Dataset rows:
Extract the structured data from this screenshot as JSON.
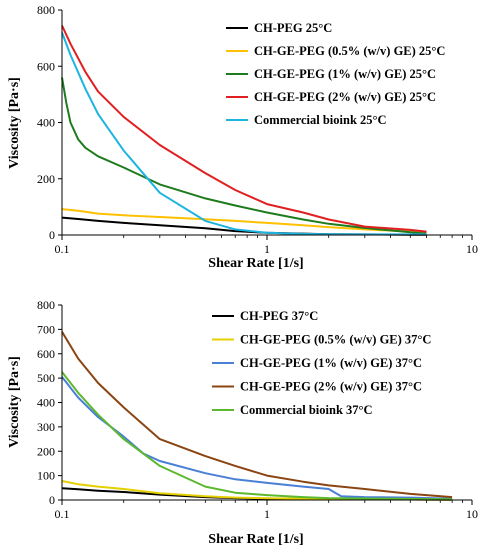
{
  "chart_data": [
    {
      "type": "line",
      "title": "",
      "xlabel": "Shear Rate [1/s]",
      "ylabel": "Viscosity [Pa·s]",
      "xscale": "log",
      "xlim": [
        0.1,
        10
      ],
      "ylim": [
        0,
        800
      ],
      "xticks": [
        "0.1",
        "1",
        "10"
      ],
      "yticks": [
        "0",
        "200",
        "400",
        "600",
        "800"
      ],
      "grid": false,
      "legend": "top-right",
      "series": [
        {
          "name": "CH-PEG 25°C",
          "color": "#000000",
          "points": [
            [
              0.1,
              62
            ],
            [
              0.12,
              57
            ],
            [
              0.15,
              50
            ],
            [
              0.2,
              43
            ],
            [
              0.3,
              35
            ],
            [
              0.5,
              24
            ],
            [
              0.7,
              14
            ],
            [
              1.0,
              8
            ],
            [
              1.5,
              5
            ],
            [
              2,
              3
            ],
            [
              3,
              2
            ],
            [
              5,
              1
            ],
            [
              6,
              1
            ]
          ]
        },
        {
          "name": "CH-GE-PEG (0.5% (w/v) GE) 25°C",
          "color": "#ffc000",
          "points": [
            [
              0.1,
              92
            ],
            [
              0.12,
              86
            ],
            [
              0.15,
              76
            ],
            [
              0.2,
              70
            ],
            [
              0.3,
              64
            ],
            [
              0.5,
              56
            ],
            [
              0.7,
              50
            ],
            [
              1.0,
              43
            ],
            [
              1.5,
              35
            ],
            [
              2,
              28
            ],
            [
              3,
              20
            ],
            [
              5,
              12
            ],
            [
              6,
              8
            ]
          ]
        },
        {
          "name": "CH-GE-PEG (1% (w/v) GE) 25°C",
          "color": "#1e7b1e",
          "points": [
            [
              0.1,
              560
            ],
            [
              0.105,
              470
            ],
            [
              0.11,
              400
            ],
            [
              0.12,
              340
            ],
            [
              0.13,
              310
            ],
            [
              0.15,
              280
            ],
            [
              0.2,
              240
            ],
            [
              0.3,
              180
            ],
            [
              0.5,
              130
            ],
            [
              0.7,
              105
            ],
            [
              1.0,
              80
            ],
            [
              1.5,
              55
            ],
            [
              2,
              40
            ],
            [
              3,
              25
            ],
            [
              5,
              10
            ],
            [
              6,
              5
            ]
          ]
        },
        {
          "name": "CH-GE-PEG (2% (w/v) GE) 25°C",
          "color": "#e02020",
          "points": [
            [
              0.1,
              745
            ],
            [
              0.11,
              680
            ],
            [
              0.13,
              580
            ],
            [
              0.15,
              510
            ],
            [
              0.2,
              420
            ],
            [
              0.3,
              320
            ],
            [
              0.5,
              220
            ],
            [
              0.7,
              160
            ],
            [
              1.0,
              110
            ],
            [
              1.5,
              80
            ],
            [
              2,
              55
            ],
            [
              3,
              30
            ],
            [
              5,
              18
            ],
            [
              6,
              12
            ]
          ]
        },
        {
          "name": "Commercial bioink 25°C",
          "color": "#1eb4e0",
          "points": [
            [
              0.1,
              720
            ],
            [
              0.11,
              640
            ],
            [
              0.13,
              520
            ],
            [
              0.15,
              430
            ],
            [
              0.2,
              300
            ],
            [
              0.3,
              150
            ],
            [
              0.5,
              50
            ],
            [
              0.7,
              20
            ],
            [
              1.0,
              8
            ],
            [
              1.5,
              4
            ],
            [
              2,
              3
            ],
            [
              3,
              2
            ],
            [
              6,
              2
            ]
          ]
        }
      ]
    },
    {
      "type": "line",
      "title": "",
      "xlabel": "Shear Rate [1/s]",
      "ylabel": "Viscosity [Pa·s]",
      "xscale": "log",
      "xlim": [
        0.1,
        10
      ],
      "ylim": [
        0,
        800
      ],
      "xticks": [
        "0.1",
        "1",
        "10"
      ],
      "yticks": [
        "0",
        "100",
        "200",
        "300",
        "400",
        "500",
        "600",
        "700",
        "800"
      ],
      "grid": false,
      "legend": "top-right",
      "series": [
        {
          "name": "CH-PEG 37°C",
          "color": "#000000",
          "points": [
            [
              0.1,
              48
            ],
            [
              0.12,
              44
            ],
            [
              0.15,
              38
            ],
            [
              0.2,
              33
            ],
            [
              0.3,
              22
            ],
            [
              0.5,
              12
            ],
            [
              0.7,
              8
            ],
            [
              1.0,
              5
            ],
            [
              2,
              3
            ],
            [
              5,
              2
            ],
            [
              8,
              1
            ]
          ]
        },
        {
          "name": "CH-GE-PEG (0.5% (w/v) GE) 37°C",
          "color": "#e6cf00",
          "points": [
            [
              0.1,
              78
            ],
            [
              0.12,
              65
            ],
            [
              0.15,
              55
            ],
            [
              0.2,
              45
            ],
            [
              0.3,
              28
            ],
            [
              0.5,
              15
            ],
            [
              0.7,
              10
            ],
            [
              1.0,
              7
            ],
            [
              2,
              4
            ],
            [
              5,
              2
            ],
            [
              8,
              1
            ]
          ]
        },
        {
          "name": "CH-GE-PEG (1% (w/v) GE) 37°C",
          "color": "#4a7fd6",
          "points": [
            [
              0.1,
              505
            ],
            [
              0.12,
              420
            ],
            [
              0.15,
              340
            ],
            [
              0.2,
              260
            ],
            [
              0.25,
              190
            ],
            [
              0.3,
              160
            ],
            [
              0.5,
              110
            ],
            [
              0.7,
              85
            ],
            [
              1.0,
              70
            ],
            [
              1.5,
              55
            ],
            [
              2,
              45
            ],
            [
              2.3,
              15
            ],
            [
              3,
              12
            ],
            [
              5,
              10
            ],
            [
              8,
              5
            ]
          ]
        },
        {
          "name": "CH-GE-PEG (2% (w/v) GE) 37°C",
          "color": "#8b4513",
          "points": [
            [
              0.1,
              690
            ],
            [
              0.12,
              580
            ],
            [
              0.15,
              480
            ],
            [
              0.2,
              380
            ],
            [
              0.3,
              250
            ],
            [
              0.5,
              180
            ],
            [
              0.7,
              140
            ],
            [
              1.0,
              100
            ],
            [
              1.5,
              75
            ],
            [
              2,
              60
            ],
            [
              3,
              45
            ],
            [
              5,
              25
            ],
            [
              8,
              12
            ]
          ]
        },
        {
          "name": "Commercial bioink 37°C",
          "color": "#5cb82e",
          "points": [
            [
              0.1,
              525
            ],
            [
              0.12,
              440
            ],
            [
              0.15,
              350
            ],
            [
              0.2,
              250
            ],
            [
              0.3,
              140
            ],
            [
              0.5,
              55
            ],
            [
              0.7,
              30
            ],
            [
              1.0,
              20
            ],
            [
              1.5,
              12
            ],
            [
              2,
              8
            ],
            [
              5,
              4
            ],
            [
              8,
              3
            ]
          ]
        }
      ]
    }
  ]
}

The task: All lines of the data above that include the word "Commercial" must be shown.

Answer for this exercise:
          "name": "Commercial bioink 25°C",
          "name": "Commercial bioink 37°C",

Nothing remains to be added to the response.